* _Task to carry out_:
Where a line contains the word "Twitter", copy that line.

* _Rows_:
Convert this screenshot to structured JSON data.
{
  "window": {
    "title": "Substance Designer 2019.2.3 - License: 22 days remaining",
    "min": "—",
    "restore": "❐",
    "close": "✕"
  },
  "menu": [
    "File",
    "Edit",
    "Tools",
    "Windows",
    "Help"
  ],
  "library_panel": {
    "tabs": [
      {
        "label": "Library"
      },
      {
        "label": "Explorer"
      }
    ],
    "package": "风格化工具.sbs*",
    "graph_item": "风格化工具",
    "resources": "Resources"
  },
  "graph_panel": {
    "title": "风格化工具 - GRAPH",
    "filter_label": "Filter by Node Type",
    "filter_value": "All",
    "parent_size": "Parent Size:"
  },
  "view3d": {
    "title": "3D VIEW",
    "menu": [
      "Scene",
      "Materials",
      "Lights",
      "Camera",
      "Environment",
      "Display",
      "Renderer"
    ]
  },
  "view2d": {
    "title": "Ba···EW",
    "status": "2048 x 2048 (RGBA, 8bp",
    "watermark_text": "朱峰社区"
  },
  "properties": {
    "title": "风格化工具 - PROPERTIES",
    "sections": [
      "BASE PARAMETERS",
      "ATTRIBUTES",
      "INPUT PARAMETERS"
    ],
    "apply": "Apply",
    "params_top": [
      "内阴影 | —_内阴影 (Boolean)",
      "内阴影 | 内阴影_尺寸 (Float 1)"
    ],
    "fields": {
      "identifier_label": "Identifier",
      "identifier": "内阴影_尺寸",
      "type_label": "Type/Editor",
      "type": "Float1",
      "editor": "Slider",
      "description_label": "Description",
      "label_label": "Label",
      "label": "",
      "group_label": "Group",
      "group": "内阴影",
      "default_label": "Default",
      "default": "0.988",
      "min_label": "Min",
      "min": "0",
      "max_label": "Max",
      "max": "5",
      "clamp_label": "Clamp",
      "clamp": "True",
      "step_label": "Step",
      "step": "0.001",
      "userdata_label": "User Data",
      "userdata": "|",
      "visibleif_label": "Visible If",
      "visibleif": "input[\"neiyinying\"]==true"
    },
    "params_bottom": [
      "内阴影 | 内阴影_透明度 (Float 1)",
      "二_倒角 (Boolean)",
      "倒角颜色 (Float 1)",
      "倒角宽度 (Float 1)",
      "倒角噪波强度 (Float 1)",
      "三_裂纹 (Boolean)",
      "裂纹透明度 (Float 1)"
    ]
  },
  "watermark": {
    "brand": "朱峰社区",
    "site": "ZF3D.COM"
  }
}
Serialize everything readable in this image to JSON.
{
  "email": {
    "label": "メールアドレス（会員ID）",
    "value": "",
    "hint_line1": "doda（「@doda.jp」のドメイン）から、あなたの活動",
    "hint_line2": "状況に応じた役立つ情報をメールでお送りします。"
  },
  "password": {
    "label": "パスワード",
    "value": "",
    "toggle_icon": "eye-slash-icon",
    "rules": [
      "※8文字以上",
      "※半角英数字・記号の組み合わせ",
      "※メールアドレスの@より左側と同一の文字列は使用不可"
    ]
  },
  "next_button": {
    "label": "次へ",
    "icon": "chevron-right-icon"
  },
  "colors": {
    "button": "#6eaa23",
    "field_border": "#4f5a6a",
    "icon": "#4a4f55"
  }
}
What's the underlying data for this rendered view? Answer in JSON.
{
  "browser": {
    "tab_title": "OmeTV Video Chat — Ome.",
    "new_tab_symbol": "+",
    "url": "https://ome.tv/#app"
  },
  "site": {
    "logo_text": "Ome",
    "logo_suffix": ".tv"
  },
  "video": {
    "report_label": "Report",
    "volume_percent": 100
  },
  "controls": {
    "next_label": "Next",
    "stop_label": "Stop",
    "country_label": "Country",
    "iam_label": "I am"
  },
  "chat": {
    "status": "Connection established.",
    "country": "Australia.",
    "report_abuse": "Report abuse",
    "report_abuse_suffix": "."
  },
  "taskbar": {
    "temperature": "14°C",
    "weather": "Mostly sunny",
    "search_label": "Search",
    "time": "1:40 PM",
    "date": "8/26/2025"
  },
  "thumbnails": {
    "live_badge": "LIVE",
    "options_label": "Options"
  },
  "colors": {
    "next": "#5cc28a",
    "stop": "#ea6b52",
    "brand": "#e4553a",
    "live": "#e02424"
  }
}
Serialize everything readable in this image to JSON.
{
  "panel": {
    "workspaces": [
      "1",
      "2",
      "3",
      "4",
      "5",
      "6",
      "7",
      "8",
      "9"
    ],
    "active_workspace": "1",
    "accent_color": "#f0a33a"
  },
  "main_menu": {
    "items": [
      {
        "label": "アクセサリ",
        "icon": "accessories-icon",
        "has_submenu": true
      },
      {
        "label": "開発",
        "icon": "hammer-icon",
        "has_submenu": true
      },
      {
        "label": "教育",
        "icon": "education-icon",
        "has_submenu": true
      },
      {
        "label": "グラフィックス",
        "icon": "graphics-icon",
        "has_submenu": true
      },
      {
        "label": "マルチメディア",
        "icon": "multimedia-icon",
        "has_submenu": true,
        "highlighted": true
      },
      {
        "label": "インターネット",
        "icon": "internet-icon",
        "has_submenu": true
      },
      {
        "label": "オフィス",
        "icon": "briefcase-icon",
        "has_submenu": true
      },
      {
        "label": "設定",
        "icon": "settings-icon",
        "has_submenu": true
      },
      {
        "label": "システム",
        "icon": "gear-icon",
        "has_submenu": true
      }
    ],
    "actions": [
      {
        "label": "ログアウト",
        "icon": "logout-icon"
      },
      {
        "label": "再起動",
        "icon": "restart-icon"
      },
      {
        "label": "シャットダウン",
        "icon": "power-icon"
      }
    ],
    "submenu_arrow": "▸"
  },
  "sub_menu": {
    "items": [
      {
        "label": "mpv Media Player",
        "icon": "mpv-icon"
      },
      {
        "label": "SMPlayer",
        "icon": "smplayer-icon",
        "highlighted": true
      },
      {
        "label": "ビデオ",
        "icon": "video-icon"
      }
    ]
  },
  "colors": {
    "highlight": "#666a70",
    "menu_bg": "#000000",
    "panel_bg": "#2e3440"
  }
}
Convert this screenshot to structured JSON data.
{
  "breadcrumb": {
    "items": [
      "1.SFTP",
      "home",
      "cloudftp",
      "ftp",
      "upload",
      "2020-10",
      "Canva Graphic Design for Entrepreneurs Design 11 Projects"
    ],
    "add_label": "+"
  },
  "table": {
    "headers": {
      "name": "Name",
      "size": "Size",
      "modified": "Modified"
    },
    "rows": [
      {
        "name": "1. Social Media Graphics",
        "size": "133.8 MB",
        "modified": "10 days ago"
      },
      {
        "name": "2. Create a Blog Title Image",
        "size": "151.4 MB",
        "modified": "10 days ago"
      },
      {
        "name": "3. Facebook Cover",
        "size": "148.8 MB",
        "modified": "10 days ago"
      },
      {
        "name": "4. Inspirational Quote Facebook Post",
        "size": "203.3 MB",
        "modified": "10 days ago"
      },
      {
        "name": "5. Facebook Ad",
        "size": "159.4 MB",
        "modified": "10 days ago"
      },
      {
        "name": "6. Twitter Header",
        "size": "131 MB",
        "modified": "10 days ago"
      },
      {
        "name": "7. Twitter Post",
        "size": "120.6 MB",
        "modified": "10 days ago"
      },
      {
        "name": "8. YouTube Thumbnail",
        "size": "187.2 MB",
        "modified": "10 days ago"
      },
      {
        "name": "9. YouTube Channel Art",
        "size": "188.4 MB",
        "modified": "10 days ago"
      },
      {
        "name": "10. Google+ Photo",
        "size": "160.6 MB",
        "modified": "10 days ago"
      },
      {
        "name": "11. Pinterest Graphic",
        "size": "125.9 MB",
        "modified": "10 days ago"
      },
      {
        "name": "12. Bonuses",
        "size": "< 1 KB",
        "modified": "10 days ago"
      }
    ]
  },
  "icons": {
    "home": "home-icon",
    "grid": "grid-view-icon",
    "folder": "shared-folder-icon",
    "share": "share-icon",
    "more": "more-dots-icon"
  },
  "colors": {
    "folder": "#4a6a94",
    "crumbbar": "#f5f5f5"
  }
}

* _Result of the exercise_:
        "name": "6. Twitter Header",
        "name": "7. Twitter Post",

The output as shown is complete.